Recorded data
•••••

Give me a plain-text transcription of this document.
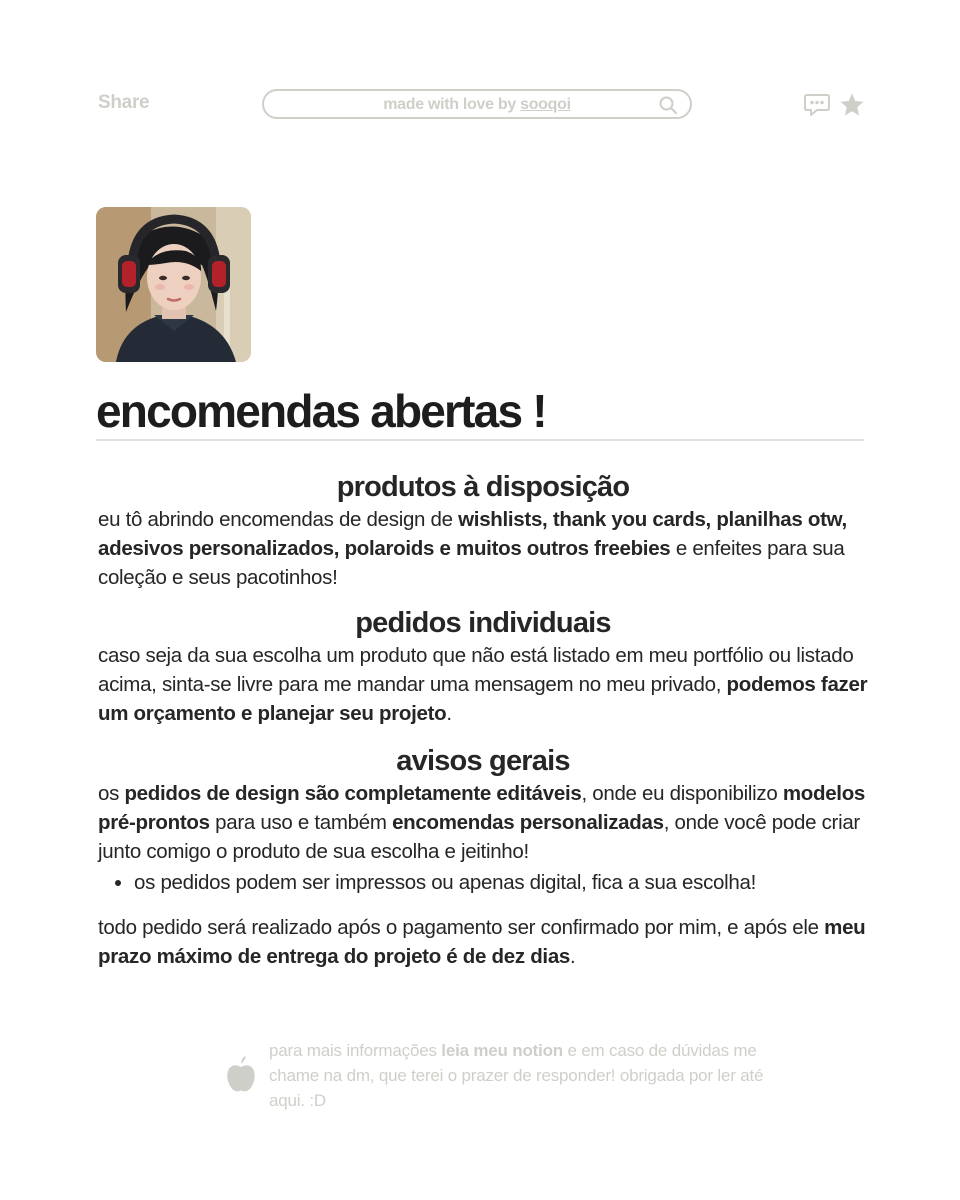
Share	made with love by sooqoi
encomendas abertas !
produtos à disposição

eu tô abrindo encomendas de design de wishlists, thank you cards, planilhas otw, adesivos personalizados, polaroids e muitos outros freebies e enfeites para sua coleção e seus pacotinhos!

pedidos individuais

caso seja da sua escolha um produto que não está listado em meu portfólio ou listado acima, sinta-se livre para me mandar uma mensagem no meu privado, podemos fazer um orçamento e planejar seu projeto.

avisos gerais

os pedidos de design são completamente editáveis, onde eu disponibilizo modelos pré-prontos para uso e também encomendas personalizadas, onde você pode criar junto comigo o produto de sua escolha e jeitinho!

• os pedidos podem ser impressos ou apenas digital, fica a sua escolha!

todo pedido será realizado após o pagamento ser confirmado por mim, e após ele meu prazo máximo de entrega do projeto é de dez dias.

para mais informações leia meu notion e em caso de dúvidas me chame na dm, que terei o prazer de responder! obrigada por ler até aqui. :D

•••••

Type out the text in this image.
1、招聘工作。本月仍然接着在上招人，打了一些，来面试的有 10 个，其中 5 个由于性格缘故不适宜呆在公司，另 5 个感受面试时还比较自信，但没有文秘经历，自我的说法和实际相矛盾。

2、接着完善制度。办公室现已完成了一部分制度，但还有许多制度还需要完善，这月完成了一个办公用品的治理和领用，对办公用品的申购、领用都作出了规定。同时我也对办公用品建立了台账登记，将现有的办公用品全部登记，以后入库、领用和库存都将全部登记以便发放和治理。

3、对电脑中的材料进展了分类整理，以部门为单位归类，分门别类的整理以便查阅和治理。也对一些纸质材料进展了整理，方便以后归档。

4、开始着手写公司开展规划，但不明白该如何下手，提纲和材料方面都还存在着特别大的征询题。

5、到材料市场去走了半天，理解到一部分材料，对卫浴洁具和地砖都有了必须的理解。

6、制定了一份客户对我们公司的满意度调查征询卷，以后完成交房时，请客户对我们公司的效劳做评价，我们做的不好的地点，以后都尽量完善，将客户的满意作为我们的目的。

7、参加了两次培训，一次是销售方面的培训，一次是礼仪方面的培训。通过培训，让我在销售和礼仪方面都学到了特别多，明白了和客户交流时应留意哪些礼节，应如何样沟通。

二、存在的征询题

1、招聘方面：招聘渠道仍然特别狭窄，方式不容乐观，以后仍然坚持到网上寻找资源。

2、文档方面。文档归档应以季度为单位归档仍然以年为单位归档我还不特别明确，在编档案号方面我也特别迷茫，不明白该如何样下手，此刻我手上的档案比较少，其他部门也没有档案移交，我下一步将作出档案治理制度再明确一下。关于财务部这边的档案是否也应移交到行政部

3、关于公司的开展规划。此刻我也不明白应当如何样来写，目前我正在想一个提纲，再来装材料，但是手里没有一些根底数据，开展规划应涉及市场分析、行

•••••

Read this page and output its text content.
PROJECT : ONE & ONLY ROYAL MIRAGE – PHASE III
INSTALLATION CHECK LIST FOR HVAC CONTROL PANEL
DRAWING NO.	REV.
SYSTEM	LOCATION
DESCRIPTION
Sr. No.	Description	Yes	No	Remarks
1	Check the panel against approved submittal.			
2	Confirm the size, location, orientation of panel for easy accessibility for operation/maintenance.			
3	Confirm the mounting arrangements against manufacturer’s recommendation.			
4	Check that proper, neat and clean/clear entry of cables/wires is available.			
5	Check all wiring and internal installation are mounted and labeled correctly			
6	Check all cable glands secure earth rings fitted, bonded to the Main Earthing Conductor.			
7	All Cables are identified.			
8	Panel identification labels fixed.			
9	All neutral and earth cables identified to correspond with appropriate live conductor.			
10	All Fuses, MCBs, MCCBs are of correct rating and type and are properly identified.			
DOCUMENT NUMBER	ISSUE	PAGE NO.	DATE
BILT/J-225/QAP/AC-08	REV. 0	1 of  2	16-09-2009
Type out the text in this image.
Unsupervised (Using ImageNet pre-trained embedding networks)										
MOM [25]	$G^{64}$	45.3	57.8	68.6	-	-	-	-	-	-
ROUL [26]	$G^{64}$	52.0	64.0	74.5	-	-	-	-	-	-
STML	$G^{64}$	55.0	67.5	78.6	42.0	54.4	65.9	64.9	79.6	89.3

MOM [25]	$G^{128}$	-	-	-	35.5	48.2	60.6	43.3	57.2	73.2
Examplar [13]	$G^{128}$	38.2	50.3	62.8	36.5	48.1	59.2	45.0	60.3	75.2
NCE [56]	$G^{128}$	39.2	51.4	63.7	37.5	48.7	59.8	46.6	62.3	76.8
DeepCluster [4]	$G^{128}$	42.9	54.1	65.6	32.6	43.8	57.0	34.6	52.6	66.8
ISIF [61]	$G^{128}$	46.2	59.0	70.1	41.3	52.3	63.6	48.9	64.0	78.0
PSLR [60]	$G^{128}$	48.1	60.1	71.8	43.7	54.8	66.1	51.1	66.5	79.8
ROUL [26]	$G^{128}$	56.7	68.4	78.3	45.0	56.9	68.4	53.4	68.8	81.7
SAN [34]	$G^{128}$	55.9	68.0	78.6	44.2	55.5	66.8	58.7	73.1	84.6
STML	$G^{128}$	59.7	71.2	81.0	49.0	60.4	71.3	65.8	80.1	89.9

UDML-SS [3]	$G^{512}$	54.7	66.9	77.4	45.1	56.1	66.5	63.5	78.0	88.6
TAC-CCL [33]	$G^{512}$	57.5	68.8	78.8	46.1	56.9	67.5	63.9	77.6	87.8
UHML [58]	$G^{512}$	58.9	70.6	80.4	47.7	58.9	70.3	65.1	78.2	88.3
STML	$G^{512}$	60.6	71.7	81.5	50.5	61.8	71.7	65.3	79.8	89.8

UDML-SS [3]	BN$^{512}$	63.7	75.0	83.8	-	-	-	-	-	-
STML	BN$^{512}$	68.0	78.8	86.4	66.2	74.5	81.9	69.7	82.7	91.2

•••••

# Set exercise
Return each line among the entries that holds the word "identified".

# Correct result
7	All Cables are identified.			
9	All neutral and earth cables identified to correspond with appropriate live conductor.			
10	All Fuses, MCBs, MCCBs are of correct rating and type and are properly identified.			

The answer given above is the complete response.